==== Material for the task ====
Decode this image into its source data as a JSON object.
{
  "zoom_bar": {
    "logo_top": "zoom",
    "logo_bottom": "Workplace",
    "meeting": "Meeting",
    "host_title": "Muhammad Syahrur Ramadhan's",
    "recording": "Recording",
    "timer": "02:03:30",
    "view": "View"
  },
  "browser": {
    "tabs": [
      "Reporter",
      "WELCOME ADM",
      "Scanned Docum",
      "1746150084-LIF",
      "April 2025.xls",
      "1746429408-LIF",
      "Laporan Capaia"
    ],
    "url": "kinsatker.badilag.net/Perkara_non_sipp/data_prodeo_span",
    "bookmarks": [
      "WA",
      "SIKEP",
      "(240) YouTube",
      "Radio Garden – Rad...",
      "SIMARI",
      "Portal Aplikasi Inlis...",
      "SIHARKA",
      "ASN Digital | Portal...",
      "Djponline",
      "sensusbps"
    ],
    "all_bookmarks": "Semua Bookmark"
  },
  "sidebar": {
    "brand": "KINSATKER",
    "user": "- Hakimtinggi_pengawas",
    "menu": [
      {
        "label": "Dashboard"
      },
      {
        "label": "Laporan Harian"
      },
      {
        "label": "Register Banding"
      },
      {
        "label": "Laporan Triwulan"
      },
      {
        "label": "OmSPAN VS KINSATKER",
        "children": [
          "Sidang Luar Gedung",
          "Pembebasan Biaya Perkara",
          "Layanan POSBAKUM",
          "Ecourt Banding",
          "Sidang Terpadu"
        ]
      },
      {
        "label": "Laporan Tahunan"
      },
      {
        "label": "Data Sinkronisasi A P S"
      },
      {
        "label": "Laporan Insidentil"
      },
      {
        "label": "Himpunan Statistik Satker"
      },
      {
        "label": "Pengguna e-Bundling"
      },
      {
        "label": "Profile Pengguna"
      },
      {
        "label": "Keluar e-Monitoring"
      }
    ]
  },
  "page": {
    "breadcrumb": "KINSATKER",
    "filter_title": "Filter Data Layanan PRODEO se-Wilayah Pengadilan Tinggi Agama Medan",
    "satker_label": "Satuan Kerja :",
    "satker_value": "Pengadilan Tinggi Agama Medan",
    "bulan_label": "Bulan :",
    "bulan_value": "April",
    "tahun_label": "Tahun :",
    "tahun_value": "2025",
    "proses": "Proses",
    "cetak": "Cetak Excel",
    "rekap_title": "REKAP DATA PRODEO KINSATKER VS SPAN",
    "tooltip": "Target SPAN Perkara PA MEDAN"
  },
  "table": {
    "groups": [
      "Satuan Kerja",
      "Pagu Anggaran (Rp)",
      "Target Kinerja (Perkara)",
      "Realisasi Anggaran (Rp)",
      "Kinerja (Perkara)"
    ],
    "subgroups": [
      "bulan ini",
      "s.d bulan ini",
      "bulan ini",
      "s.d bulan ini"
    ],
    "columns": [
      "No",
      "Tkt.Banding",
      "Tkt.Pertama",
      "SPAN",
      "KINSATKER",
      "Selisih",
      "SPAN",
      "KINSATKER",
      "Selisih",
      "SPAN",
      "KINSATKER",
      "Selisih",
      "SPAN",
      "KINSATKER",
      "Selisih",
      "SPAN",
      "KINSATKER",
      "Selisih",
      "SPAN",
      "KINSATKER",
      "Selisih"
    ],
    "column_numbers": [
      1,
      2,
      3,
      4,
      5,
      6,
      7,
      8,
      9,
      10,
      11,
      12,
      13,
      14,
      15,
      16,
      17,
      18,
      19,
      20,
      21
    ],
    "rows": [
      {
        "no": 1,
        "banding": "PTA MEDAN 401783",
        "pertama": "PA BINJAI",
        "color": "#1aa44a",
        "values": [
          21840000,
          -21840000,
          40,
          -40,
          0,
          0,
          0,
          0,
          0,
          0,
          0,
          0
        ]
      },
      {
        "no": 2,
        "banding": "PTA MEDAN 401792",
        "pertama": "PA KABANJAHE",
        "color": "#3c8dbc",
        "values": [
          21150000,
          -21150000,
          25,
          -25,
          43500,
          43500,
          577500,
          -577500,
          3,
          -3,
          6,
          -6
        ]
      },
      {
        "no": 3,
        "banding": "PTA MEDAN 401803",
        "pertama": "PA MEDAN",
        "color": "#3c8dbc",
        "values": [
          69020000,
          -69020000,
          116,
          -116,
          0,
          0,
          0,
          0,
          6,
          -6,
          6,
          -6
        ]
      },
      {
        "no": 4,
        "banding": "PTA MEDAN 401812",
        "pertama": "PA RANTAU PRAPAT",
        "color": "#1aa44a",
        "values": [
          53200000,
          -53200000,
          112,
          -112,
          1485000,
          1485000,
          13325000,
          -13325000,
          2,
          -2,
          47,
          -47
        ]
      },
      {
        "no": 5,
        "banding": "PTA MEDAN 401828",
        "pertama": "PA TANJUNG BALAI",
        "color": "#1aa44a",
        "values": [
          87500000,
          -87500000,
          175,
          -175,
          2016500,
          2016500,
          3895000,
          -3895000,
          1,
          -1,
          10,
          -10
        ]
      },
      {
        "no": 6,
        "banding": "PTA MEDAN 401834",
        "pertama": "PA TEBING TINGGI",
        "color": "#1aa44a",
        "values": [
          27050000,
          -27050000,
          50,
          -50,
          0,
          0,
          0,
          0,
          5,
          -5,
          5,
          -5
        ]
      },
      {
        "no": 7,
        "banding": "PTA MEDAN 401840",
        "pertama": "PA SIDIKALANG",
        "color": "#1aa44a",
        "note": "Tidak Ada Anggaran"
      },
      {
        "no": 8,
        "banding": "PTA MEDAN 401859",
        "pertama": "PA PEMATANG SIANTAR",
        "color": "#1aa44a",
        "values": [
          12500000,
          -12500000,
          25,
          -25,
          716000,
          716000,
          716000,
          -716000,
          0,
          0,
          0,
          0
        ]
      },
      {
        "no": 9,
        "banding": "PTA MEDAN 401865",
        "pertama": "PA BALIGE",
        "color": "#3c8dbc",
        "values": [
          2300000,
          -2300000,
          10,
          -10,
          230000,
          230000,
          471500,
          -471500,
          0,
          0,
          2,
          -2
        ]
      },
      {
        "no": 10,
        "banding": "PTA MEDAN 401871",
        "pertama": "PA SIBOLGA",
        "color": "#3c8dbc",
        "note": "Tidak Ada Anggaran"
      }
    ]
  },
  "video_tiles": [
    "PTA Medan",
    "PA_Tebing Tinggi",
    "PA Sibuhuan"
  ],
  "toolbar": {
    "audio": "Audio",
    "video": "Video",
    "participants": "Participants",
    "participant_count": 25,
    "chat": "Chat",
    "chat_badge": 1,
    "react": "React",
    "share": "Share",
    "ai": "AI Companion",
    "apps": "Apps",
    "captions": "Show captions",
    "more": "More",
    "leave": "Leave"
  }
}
====
==== Material for the task ====
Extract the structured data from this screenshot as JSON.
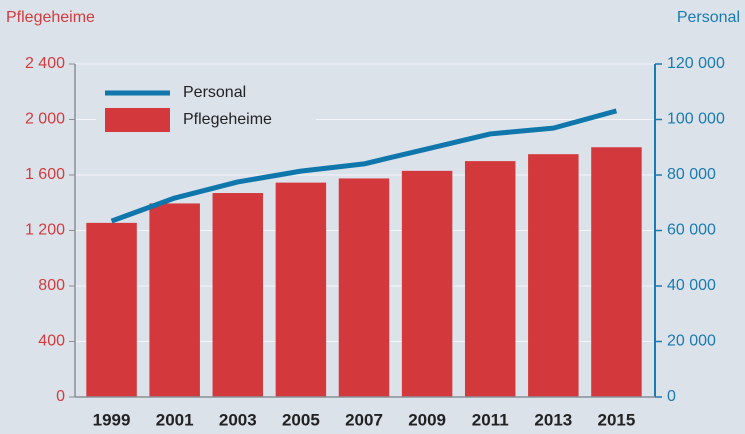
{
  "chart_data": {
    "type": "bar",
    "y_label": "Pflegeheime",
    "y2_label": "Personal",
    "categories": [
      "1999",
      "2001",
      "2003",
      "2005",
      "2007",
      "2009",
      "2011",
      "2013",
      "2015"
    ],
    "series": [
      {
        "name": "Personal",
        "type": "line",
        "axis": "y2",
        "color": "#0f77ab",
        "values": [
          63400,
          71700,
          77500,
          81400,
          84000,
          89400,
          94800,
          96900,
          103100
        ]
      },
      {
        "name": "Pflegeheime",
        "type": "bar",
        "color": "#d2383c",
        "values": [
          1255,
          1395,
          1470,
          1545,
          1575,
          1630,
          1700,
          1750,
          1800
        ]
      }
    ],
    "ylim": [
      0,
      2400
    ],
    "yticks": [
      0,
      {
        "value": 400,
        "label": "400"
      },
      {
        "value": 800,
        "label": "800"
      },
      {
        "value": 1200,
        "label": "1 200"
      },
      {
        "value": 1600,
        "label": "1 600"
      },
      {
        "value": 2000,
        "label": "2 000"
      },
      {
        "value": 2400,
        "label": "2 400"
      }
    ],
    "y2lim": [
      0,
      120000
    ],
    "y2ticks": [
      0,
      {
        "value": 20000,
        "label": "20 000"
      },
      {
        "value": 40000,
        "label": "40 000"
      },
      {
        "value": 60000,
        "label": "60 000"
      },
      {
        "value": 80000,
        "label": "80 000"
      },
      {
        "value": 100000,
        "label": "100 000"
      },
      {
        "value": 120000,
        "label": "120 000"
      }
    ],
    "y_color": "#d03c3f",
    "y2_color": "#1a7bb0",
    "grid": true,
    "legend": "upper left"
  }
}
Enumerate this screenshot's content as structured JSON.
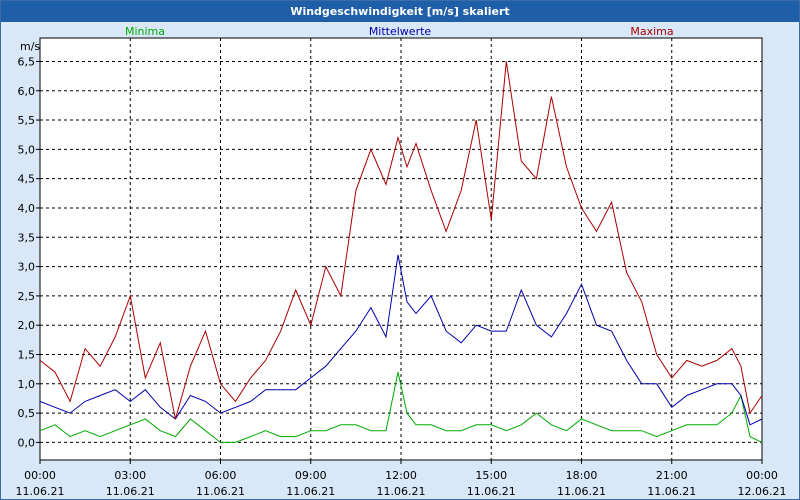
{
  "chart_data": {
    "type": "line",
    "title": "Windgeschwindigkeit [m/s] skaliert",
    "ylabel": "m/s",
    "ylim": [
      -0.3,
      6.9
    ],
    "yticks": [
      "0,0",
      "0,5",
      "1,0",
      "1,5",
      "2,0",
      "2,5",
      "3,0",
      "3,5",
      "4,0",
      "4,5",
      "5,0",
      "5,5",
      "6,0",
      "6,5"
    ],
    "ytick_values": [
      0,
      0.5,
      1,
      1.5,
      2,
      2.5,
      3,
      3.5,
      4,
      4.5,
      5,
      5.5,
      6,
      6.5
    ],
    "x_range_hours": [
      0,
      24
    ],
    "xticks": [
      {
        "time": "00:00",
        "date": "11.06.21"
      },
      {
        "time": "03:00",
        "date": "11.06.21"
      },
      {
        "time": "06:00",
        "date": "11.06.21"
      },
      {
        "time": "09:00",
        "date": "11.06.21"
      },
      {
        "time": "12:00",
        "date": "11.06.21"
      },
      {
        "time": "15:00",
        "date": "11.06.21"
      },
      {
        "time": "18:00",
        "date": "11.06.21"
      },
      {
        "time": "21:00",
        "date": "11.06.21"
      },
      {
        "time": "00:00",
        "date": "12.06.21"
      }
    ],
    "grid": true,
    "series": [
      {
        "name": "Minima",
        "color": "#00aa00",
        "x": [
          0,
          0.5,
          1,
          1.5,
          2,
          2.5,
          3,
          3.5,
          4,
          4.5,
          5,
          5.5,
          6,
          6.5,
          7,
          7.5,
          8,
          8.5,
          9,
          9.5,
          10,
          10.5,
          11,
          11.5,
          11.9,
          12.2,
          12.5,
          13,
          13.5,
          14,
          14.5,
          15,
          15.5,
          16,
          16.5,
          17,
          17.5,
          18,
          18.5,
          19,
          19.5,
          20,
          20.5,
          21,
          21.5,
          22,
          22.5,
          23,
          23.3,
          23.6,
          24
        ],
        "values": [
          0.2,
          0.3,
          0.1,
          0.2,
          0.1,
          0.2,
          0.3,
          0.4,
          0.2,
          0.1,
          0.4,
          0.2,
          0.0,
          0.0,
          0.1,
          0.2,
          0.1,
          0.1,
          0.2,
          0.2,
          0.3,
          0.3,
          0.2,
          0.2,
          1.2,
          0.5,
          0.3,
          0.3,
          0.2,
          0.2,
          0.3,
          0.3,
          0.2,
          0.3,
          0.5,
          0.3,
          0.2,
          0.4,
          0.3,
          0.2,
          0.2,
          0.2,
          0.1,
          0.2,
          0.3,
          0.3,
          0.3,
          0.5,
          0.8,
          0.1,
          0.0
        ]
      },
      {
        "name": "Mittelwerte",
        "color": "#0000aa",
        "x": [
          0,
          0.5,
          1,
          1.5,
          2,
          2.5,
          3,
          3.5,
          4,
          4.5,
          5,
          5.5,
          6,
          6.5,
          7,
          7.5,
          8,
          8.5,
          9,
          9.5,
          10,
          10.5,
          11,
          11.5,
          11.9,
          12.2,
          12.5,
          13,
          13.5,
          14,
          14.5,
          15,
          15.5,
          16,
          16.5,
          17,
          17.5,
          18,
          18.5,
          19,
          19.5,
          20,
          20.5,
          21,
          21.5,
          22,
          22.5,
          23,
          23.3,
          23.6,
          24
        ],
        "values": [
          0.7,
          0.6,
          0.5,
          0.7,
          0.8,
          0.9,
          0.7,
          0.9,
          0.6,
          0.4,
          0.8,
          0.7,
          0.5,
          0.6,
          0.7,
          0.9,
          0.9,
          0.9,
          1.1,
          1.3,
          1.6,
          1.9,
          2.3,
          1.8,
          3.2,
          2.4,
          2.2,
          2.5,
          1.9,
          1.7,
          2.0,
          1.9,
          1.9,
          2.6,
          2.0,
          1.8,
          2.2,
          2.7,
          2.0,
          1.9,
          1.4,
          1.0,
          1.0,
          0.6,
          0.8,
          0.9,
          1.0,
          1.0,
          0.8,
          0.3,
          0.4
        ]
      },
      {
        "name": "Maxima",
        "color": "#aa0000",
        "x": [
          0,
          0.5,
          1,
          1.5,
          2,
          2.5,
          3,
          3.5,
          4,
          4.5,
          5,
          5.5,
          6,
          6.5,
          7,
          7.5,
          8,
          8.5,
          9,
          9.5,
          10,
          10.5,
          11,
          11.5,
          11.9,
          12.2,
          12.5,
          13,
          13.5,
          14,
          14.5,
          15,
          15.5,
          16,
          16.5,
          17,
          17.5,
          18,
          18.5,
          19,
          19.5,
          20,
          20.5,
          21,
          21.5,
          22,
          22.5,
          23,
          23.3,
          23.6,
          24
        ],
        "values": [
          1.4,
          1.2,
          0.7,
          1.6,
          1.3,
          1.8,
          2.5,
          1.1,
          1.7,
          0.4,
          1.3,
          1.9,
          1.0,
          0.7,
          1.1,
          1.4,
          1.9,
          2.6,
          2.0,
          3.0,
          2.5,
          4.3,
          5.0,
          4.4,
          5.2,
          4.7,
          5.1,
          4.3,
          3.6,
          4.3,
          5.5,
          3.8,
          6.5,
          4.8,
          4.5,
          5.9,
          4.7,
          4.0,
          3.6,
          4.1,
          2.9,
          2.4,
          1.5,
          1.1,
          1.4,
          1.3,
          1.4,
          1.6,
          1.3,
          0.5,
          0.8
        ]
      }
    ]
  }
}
====
Aim: For the data above, state how many lines contain "Pengguna"; the number is the whole answer.

Exercise solution: 2